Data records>

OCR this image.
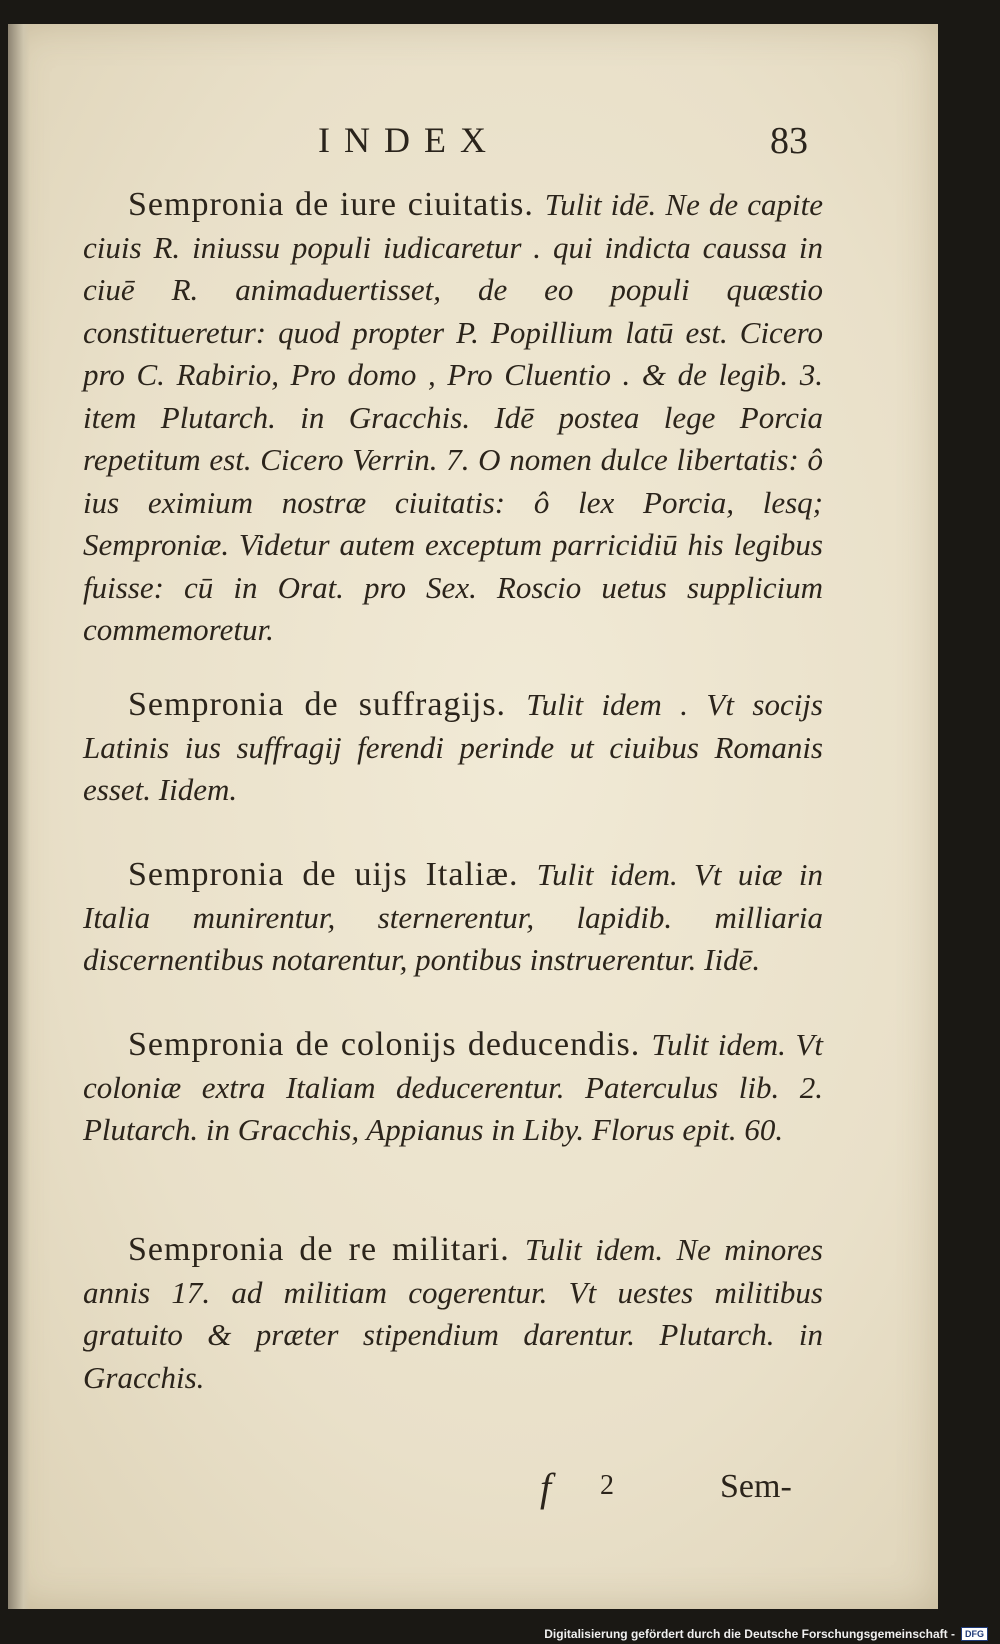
INDEX	83
Sempronia de iure ciuitatis. Tulit idē. Ne de capite ciuis R. iniussu populi iudicaretur . qui indicta caussa in ciuē R. animaduertisset, de eo populi quæstio constitueretur: quod propter P. Popillium latū est. Cicero pro C. Rabirio, Pro domo , Pro Cluentio . & de legib. 3. item Plutarch. in Gracchis. Idē postea lege Porcia repetitum est. Cicero Verrin. 7. O nomen dulce libertatis: ô ius eximium nostræ ciuitatis: ô lex Porcia, lesq; Semproniæ. Videtur autem exceptum parricidiū his legibus fuisse: cū in Orat. pro Sex. Roscio uetus supplicium commemoretur.
Sempronia de suffragijs. Tulit idem . Vt socijs Latinis ius suffragij ferendi perinde ut ciuibus Romanis esset. Iidem.
Sempronia de uijs Italiæ. Tulit idem. Vt uiæ in Italia munirentur, sternerentur, lapidib. milliaria discernentibus notarentur, pontibus instruerentur. Iidē.
Sempronia de colonijs deducendis. Tulit idem. Vt coloniæ extra Italiam deducerentur. Paterculus lib. 2. Plutarch. in Gracchis, Appianus in Liby. Florus epit. 60.
Sempronia de re militari. Tulit idem. Ne minores annis 17. ad militiam cogerentur. Vt uestes militibus gratuito & præter stipendium darentur. Plutarch. in Gracchis.
f 2	Sem-
Digitalisierung gefördert durch die Deutsche Forschungsgemeinschaft -	DFG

SET TASK>
Using the material above, set down every line exactly, but skip the pictures.

FULL OUTPUT>
OCR this image.
INDEX	83
Sempronia de iure ciuitatis. Tulit idē. Ne de capite ciuis R. iniussu populi iudicaretur . qui indicta caussa in ciuē R. animaduertisset, de eo populi quæstio constitueretur: quod propter P. Popillium latū est. Cicero pro C. Rabirio, Pro domo , Pro Cluentio . & de legib. 3. item Plutarch. in Gracchis. Idē postea lege Porcia repetitum est. Cicero Verrin. 7. O nomen dulce libertatis: ô ius eximium nostræ ciuitatis: ô lex Porcia, lesq; Semproniæ. Videtur autem exceptum parricidiū his legibus fuisse: cū in Orat. pro Sex. Roscio uetus supplicium commemoretur.
Sempronia de suffragijs. Tulit idem . Vt socijs Latinis ius suffragij ferendi perinde ut ciuibus Romanis esset. Iidem.
Sempronia de uijs Italiæ. Tulit idem. Vt uiæ in Italia munirentur, sternerentur, lapidib. milliaria discernentibus notarentur, pontibus instruerentur. Iidē.
Sempronia de colonijs deducendis. Tulit idem. Vt coloniæ extra Italiam deducerentur. Paterculus lib. 2. Plutarch. in Gracchis, Appianus in Liby. Florus epit. 60.
Sempronia de re militari. Tulit idem. Ne minores annis 17. ad militiam cogerentur. Vt uestes militibus gratuito & præter stipendium darentur. Plutarch. in Gracchis.
f 2	Sem-
Digitalisierung gefördert durch die Deutsche Forschungsgemeinschaft -	DFG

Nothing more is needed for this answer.